▸ Information given:

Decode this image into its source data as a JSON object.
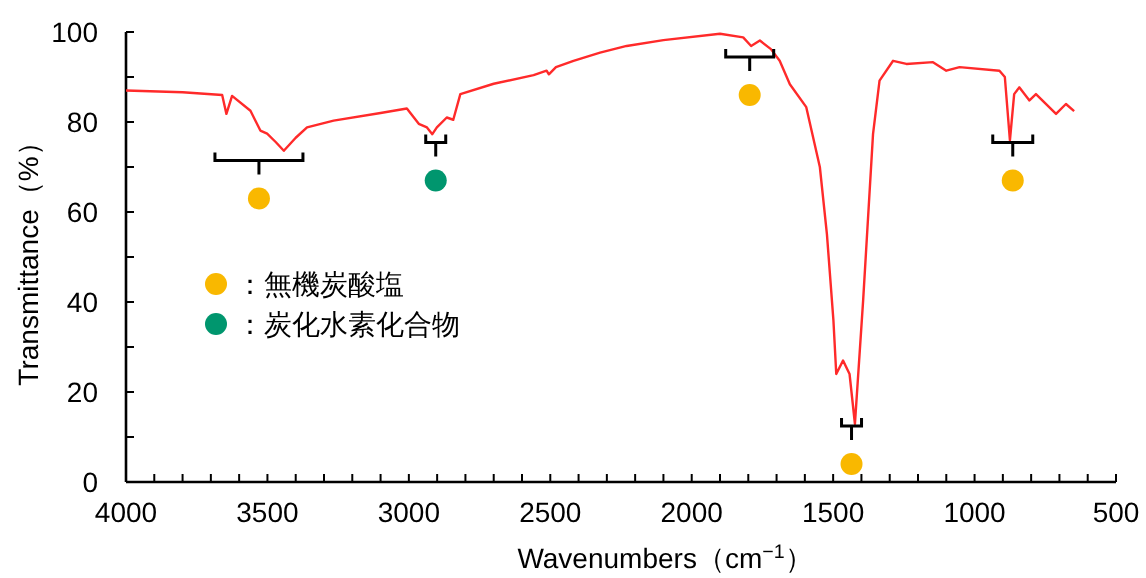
{
  "chart_data": {
    "type": "line",
    "xlabel": "Wavenumbers（cm$^{−1}$）",
    "ylabel": "Transmittance（%）",
    "xlim": [
      4000,
      500
    ],
    "ylim": [
      0,
      100
    ],
    "grid": false,
    "legend": "left",
    "xticks": [
      4000,
      {
        "value": 3900,
        "label": null
      },
      {
        "value": 3800,
        "label": null
      },
      {
        "value": 3700,
        "label": null
      },
      {
        "value": 3600,
        "label": null
      },
      3500,
      {
        "value": 3400,
        "label": null
      },
      {
        "value": 3300,
        "label": null
      },
      {
        "value": 3200,
        "label": null
      },
      {
        "value": 3100,
        "label": null
      },
      3000,
      {
        "value": 2900,
        "label": null
      },
      {
        "value": 2800,
        "label": null
      },
      {
        "value": 2700,
        "label": null
      },
      {
        "value": 2600,
        "label": null
      },
      2500,
      {
        "value": 2400,
        "label": null
      },
      {
        "value": 2300,
        "label": null
      },
      {
        "value": 2200,
        "label": null
      },
      {
        "value": 2100,
        "label": null
      },
      2000,
      {
        "value": 1900,
        "label": null
      },
      {
        "value": 1800,
        "label": null
      },
      {
        "value": 1700,
        "label": null
      },
      {
        "value": 1600,
        "label": null
      },
      1500,
      {
        "value": 1400,
        "label": null
      },
      {
        "value": 1300,
        "label": null
      },
      {
        "value": 1200,
        "label": null
      },
      {
        "value": 1100,
        "label": null
      },
      1000,
      {
        "value": 900,
        "label": null
      },
      {
        "value": 800,
        "label": null
      },
      {
        "value": 700,
        "label": null
      },
      {
        "value": 600,
        "label": null
      },
      500
    ],
    "yticks": [
      0,
      {
        "value": 10,
        "label": null
      },
      20,
      {
        "value": 30,
        "label": null
      },
      40,
      {
        "value": 50,
        "label": null
      },
      60,
      {
        "value": 70,
        "label": null
      },
      80,
      {
        "value": 90,
        "label": null
      },
      100
    ],
    "series": [
      {
        "color": "#ff2a2a",
        "x": [
          4000,
          3800,
          3660,
          3645,
          3625,
          3560,
          3525,
          3501,
          3470,
          3442,
          3400,
          3360,
          3266,
          3100,
          3007,
          2965,
          2936,
          2917,
          2901,
          2866,
          2843,
          2818,
          2700,
          2559,
          2513,
          2505,
          2480,
          2418,
          2324,
          2230,
          2100,
          1900,
          1818,
          1790,
          1759,
          1720,
          1689,
          1653,
          1595,
          1547,
          1522,
          1499,
          1489,
          1465,
          1442,
          1423,
          1394,
          1359,
          1336,
          1288,
          1241,
          1147,
          1100,
          1053,
          912,
          893,
          875,
          860,
          842,
          806,
          783,
          712,
          677,
          648
        ],
        "values": [
          87,
          86.6,
          86,
          81.8,
          85.8,
          82.5,
          78.1,
          77.4,
          75.5,
          73.6,
          76.5,
          78.8,
          80.3,
          82,
          83,
          79.6,
          78.8,
          77.3,
          78.8,
          81,
          80.5,
          86.2,
          88.5,
          90.4,
          91.4,
          90.6,
          92.2,
          93.6,
          95.4,
          96.9,
          98.2,
          99.6,
          98.8,
          96.9,
          98.1,
          96.2,
          93.6,
          88.4,
          83.3,
          70,
          55.1,
          35.9,
          24,
          27,
          24,
          12.9,
          40.3,
          77.3,
          89.2,
          93.6,
          92.9,
          93.3,
          91.4,
          92.2,
          91.4,
          90,
          75.9,
          86.2,
          87.7,
          84.8,
          86.2,
          81.8,
          84,
          82.4
        ]
      },
      {
        "type": "scatter",
        "name": "：無機炭酸塩",
        "color": "#f9b800",
        "marker": "circle",
        "x": [
          3530,
          1795,
          1435,
          865
        ],
        "values": [
          63,
          86,
          4,
          67
        ]
      },
      {
        "type": "scatter",
        "name": "：炭化水素化合物",
        "color": "#00966e",
        "marker": "circle",
        "x": [
          2905
        ],
        "values": [
          67
        ]
      }
    ]
  }
}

▸ Task directions: Keep the pictures out and write out the records exactly.

▸ Exercise output:
Decode this image into its source data as a JSON object.
{
  "chart_data": {
    "type": "line",
    "xlabel": "Wavenumbers（cm$^{−1}$）",
    "ylabel": "Transmittance（%）",
    "xlim": [
      4000,
      500
    ],
    "ylim": [
      0,
      100
    ],
    "grid": false,
    "legend": "left",
    "xticks": [
      4000,
      {
        "value": 3900,
        "label": null
      },
      {
        "value": 3800,
        "label": null
      },
      {
        "value": 3700,
        "label": null
      },
      {
        "value": 3600,
        "label": null
      },
      3500,
      {
        "value": 3400,
        "label": null
      },
      {
        "value": 3300,
        "label": null
      },
      {
        "value": 3200,
        "label": null
      },
      {
        "value": 3100,
        "label": null
      },
      3000,
      {
        "value": 2900,
        "label": null
      },
      {
        "value": 2800,
        "label": null
      },
      {
        "value": 2700,
        "label": null
      },
      {
        "value": 2600,
        "label": null
      },
      2500,
      {
        "value": 2400,
        "label": null
      },
      {
        "value": 2300,
        "label": null
      },
      {
        "value": 2200,
        "label": null
      },
      {
        "value": 2100,
        "label": null
      },
      2000,
      {
        "value": 1900,
        "label": null
      },
      {
        "value": 1800,
        "label": null
      },
      {
        "value": 1700,
        "label": null
      },
      {
        "value": 1600,
        "label": null
      },
      1500,
      {
        "value": 1400,
        "label": null
      },
      {
        "value": 1300,
        "label": null
      },
      {
        "value": 1200,
        "label": null
      },
      {
        "value": 1100,
        "label": null
      },
      1000,
      {
        "value": 900,
        "label": null
      },
      {
        "value": 800,
        "label": null
      },
      {
        "value": 700,
        "label": null
      },
      {
        "value": 600,
        "label": null
      },
      500
    ],
    "yticks": [
      0,
      {
        "value": 10,
        "label": null
      },
      20,
      {
        "value": 30,
        "label": null
      },
      40,
      {
        "value": 50,
        "label": null
      },
      60,
      {
        "value": 70,
        "label": null
      },
      80,
      {
        "value": 90,
        "label": null
      },
      100
    ],
    "series": [
      {
        "color": "#ff2a2a",
        "x": [
          4000,
          3800,
          3660,
          3645,
          3625,
          3560,
          3525,
          3501,
          3470,
          3442,
          3400,
          3360,
          3266,
          3100,
          3007,
          2965,
          2936,
          2917,
          2901,
          2866,
          2843,
          2818,
          2700,
          2559,
          2513,
          2505,
          2480,
          2418,
          2324,
          2230,
          2100,
          1900,
          1818,
          1790,
          1759,
          1720,
          1689,
          1653,
          1595,
          1547,
          1522,
          1499,
          1489,
          1465,
          1442,
          1423,
          1394,
          1359,
          1336,
          1288,
          1241,
          1147,
          1100,
          1053,
          912,
          893,
          875,
          860,
          842,
          806,
          783,
          712,
          677,
          648
        ],
        "values": [
          87,
          86.6,
          86,
          81.8,
          85.8,
          82.5,
          78.1,
          77.4,
          75.5,
          73.6,
          76.5,
          78.8,
          80.3,
          82,
          83,
          79.6,
          78.8,
          77.3,
          78.8,
          81,
          80.5,
          86.2,
          88.5,
          90.4,
          91.4,
          90.6,
          92.2,
          93.6,
          95.4,
          96.9,
          98.2,
          99.6,
          98.8,
          96.9,
          98.1,
          96.2,
          93.6,
          88.4,
          83.3,
          70,
          55.1,
          35.9,
          24,
          27,
          24,
          12.9,
          40.3,
          77.3,
          89.2,
          93.6,
          92.9,
          93.3,
          91.4,
          92.2,
          91.4,
          90,
          75.9,
          86.2,
          87.7,
          84.8,
          86.2,
          81.8,
          84,
          82.4
        ]
      },
      {
        "type": "scatter",
        "name": "：無機炭酸塩",
        "color": "#f9b800",
        "marker": "circle",
        "x": [
          3530,
          1795,
          1435,
          865
        ],
        "values": [
          63,
          86,
          4,
          67
        ]
      },
      {
        "type": "scatter",
        "name": "：炭化水素化合物",
        "color": "#00966e",
        "marker": "circle",
        "x": [
          2905
        ],
        "values": [
          67
        ]
      }
    ]
  }
}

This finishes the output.